=== REQUIREMENT ===
Number the lines from the start of the data up to and including the line with "flag-stripe-bottom (1452, 894, 1527, 930)", one per line, skipping any blank lines.

=== GIVEN ENTRIES ===
^^^^^^^^
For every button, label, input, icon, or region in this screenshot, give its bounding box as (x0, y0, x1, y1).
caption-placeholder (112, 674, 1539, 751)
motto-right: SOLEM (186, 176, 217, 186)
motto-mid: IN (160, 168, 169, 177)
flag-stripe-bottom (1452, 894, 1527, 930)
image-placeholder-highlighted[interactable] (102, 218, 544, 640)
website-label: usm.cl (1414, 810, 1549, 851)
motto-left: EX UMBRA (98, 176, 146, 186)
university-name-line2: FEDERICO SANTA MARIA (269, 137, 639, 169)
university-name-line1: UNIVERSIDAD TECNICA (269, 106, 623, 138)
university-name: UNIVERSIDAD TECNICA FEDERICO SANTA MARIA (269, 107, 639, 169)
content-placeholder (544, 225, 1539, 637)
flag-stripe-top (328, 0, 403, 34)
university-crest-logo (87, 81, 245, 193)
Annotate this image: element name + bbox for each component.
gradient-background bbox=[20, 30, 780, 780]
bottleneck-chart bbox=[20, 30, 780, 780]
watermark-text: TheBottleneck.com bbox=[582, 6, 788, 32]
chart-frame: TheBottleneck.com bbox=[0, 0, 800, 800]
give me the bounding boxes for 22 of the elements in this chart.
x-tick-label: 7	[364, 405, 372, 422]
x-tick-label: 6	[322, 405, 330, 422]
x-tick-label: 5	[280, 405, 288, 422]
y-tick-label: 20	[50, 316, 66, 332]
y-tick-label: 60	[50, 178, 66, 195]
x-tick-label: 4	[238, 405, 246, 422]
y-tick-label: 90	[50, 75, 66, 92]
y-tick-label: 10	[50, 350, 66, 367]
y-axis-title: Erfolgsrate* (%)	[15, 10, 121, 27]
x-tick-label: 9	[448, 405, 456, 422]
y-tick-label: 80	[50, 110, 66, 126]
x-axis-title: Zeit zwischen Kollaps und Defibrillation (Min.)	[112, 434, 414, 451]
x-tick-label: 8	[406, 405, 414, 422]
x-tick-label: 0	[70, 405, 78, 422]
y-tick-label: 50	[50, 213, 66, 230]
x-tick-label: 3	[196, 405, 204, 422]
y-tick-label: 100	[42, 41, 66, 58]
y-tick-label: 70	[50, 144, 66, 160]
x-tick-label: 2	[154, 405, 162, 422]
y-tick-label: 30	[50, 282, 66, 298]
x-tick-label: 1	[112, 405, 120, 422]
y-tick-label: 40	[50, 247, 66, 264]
^^^^^^^^
=== FINISHED EXERCISE ===
1. For every button, label, input, icon, or region in this screenshot, give its bounding box as (x0, y0, x1, y1).
2. caption-placeholder (112, 674, 1539, 751)
3. motto-right: SOLEM (186, 176, 217, 186)
4. motto-mid: IN (160, 168, 169, 177)
5. flag-stripe-bottom (1452, 894, 1527, 930)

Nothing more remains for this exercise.